- [Dataset extract]:
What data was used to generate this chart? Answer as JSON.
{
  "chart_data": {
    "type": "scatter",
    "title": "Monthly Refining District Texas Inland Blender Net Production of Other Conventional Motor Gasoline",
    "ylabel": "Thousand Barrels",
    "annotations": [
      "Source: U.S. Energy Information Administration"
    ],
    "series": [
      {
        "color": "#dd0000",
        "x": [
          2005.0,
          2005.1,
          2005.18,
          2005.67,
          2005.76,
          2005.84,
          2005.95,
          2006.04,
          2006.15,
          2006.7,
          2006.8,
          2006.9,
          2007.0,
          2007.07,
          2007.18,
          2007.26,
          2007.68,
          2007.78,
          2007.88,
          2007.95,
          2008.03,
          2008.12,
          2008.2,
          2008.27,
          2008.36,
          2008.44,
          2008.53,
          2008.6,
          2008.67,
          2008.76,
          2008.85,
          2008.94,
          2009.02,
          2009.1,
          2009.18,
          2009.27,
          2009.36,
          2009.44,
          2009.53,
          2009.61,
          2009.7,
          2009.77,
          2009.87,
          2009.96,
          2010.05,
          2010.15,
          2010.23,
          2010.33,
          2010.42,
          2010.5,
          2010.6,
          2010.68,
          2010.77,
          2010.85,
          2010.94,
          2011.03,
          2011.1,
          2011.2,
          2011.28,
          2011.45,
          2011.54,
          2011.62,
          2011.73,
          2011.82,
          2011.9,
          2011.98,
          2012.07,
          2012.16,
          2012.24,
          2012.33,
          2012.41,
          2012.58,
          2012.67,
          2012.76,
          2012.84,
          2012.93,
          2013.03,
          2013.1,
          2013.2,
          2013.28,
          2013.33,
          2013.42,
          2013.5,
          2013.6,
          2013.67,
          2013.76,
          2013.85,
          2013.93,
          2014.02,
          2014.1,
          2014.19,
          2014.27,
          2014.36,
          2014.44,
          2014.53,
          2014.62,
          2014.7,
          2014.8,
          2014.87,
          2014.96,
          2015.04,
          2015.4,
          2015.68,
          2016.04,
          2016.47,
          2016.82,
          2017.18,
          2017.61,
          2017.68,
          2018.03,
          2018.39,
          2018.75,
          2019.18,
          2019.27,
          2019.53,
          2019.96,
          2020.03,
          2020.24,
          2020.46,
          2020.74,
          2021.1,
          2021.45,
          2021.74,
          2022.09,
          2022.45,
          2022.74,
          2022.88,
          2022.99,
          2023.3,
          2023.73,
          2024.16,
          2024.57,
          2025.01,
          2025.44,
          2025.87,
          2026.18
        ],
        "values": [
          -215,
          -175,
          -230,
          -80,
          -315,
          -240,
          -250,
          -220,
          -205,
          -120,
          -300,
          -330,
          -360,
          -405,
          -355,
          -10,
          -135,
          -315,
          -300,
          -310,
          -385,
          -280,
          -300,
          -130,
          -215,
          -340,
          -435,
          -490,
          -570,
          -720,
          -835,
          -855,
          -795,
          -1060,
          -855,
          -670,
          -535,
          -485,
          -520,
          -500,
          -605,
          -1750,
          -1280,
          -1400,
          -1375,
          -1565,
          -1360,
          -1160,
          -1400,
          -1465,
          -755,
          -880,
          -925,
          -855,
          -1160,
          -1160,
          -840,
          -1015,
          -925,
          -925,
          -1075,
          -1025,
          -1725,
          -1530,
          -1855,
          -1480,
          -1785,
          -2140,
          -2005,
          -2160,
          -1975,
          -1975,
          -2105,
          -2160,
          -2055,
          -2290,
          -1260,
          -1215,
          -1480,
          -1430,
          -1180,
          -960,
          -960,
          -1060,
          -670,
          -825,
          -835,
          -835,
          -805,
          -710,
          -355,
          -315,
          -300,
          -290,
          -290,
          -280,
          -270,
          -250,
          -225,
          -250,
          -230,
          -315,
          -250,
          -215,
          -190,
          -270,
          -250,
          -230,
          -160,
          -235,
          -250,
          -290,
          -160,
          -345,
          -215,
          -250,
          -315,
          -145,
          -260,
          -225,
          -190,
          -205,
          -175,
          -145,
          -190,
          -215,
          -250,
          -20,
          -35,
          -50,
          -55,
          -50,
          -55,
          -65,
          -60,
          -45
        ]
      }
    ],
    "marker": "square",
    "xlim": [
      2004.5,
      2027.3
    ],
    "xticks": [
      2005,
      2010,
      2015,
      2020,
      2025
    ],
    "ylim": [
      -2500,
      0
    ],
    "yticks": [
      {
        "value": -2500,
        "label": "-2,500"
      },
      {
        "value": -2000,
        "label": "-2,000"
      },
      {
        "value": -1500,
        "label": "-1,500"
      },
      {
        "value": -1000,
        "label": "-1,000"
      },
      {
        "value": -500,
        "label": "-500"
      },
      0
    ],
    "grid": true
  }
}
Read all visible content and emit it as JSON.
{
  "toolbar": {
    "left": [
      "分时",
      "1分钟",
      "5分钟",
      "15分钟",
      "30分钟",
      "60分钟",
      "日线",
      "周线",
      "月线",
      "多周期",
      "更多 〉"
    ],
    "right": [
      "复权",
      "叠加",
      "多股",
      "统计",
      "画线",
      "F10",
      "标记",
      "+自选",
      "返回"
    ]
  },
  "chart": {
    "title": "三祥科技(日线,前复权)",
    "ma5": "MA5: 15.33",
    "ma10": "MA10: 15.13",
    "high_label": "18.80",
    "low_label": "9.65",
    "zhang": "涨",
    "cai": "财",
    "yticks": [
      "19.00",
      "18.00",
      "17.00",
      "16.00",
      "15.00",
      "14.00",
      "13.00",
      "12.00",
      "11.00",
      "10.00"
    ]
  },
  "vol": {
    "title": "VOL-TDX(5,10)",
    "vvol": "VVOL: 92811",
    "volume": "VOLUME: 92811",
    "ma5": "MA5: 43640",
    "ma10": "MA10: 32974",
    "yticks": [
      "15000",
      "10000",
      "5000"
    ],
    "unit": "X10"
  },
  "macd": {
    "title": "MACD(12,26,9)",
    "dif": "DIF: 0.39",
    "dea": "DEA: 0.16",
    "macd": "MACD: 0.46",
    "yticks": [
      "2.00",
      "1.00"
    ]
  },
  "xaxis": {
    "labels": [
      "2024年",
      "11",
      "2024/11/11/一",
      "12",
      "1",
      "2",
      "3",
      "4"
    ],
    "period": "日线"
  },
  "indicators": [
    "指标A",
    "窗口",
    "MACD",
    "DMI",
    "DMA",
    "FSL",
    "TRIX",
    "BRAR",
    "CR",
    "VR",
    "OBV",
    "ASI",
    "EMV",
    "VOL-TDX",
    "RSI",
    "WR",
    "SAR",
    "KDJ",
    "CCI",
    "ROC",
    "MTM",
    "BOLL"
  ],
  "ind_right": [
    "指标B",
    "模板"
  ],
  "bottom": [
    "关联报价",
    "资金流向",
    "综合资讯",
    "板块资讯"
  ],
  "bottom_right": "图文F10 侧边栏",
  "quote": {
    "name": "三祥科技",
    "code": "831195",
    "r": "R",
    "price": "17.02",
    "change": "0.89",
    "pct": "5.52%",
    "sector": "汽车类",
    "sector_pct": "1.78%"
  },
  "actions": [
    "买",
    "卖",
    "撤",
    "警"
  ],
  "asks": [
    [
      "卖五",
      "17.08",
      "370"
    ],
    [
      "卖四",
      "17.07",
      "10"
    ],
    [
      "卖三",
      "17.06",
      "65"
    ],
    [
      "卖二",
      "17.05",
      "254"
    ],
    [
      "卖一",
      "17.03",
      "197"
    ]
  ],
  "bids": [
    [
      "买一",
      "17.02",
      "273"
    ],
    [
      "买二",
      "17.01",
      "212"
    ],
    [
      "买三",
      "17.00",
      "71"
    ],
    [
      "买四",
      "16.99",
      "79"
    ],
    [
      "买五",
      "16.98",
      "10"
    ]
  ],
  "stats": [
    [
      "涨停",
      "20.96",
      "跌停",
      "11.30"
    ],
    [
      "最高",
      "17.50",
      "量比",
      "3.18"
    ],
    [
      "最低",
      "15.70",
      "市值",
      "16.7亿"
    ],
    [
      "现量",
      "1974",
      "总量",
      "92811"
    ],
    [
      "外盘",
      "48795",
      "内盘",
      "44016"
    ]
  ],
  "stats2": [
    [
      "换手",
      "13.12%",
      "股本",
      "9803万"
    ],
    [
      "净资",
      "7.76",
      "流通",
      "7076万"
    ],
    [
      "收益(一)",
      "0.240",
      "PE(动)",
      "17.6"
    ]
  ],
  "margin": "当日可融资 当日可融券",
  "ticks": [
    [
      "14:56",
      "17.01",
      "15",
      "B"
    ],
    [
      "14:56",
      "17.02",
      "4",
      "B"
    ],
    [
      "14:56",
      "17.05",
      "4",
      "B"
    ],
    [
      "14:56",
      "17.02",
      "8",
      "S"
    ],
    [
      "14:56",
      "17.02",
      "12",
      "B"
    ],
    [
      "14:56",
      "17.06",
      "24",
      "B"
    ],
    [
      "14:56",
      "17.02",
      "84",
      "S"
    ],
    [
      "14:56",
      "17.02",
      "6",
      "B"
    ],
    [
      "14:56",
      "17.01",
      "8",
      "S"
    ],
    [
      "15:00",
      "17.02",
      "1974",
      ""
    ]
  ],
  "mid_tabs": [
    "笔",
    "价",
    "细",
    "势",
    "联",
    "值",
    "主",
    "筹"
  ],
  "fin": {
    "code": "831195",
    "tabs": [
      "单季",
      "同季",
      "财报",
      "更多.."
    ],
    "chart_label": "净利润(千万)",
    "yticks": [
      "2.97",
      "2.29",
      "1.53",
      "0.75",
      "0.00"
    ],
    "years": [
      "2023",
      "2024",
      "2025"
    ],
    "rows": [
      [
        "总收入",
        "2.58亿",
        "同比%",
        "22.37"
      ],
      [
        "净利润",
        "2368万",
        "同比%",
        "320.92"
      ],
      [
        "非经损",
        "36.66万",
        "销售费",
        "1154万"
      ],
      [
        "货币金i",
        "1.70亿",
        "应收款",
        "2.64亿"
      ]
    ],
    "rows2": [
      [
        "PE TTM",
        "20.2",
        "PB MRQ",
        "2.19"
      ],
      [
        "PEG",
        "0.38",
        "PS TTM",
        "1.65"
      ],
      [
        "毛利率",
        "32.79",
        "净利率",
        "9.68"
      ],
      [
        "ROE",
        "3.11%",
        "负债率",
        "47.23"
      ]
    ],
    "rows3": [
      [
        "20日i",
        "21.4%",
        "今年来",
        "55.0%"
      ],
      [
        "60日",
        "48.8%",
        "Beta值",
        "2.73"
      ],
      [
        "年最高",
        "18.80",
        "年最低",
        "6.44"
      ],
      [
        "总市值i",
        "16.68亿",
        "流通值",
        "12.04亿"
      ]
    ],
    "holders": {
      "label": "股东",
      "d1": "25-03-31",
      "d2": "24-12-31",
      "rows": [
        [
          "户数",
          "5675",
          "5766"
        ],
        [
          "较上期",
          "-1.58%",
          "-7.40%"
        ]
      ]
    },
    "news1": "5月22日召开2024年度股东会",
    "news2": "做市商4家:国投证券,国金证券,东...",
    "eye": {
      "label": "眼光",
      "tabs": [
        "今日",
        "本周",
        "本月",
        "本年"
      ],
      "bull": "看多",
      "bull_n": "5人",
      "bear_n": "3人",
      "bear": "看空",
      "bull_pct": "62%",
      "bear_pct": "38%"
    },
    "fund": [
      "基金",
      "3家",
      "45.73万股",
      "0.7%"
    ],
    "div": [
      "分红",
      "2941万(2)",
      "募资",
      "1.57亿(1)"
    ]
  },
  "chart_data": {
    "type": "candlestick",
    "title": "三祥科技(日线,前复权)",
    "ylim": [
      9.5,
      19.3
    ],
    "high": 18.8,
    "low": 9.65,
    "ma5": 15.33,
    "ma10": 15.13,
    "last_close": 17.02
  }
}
--
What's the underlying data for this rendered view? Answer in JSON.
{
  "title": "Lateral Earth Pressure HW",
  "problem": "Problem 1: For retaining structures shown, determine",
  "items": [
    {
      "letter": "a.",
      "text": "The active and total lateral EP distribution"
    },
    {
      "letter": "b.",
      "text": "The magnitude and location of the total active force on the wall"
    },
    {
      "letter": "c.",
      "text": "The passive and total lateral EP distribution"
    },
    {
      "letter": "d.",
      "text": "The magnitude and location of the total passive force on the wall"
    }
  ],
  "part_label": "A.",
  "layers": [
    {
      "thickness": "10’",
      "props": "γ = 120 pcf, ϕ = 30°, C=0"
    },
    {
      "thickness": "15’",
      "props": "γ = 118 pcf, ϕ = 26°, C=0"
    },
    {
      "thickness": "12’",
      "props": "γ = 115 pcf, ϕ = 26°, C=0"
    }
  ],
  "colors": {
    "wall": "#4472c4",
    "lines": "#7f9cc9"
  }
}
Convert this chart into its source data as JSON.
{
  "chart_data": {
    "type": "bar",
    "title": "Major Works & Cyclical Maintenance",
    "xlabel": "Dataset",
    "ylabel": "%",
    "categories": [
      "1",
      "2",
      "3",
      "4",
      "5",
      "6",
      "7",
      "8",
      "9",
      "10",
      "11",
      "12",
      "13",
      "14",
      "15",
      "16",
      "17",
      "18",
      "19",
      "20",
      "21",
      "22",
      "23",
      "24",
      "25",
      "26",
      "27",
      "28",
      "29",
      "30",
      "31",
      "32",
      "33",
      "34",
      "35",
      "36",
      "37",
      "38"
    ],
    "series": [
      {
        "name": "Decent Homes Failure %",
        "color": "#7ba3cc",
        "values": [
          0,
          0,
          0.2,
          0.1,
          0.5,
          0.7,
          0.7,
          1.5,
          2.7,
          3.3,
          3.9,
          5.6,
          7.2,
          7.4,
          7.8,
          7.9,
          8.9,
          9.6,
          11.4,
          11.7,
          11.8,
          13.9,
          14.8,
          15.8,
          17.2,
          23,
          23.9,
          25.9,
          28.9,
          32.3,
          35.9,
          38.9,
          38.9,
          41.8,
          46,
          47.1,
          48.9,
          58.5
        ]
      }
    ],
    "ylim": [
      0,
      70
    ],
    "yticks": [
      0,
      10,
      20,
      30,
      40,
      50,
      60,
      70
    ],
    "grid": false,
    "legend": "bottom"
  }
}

- [Problem statement]:
Using the material above, gather every line that includes "force".

- [Reply]:
      "text": "The magnitude and location of the total active force on the wall"
      "text": "The magnitude and location of the total passive force on the wall"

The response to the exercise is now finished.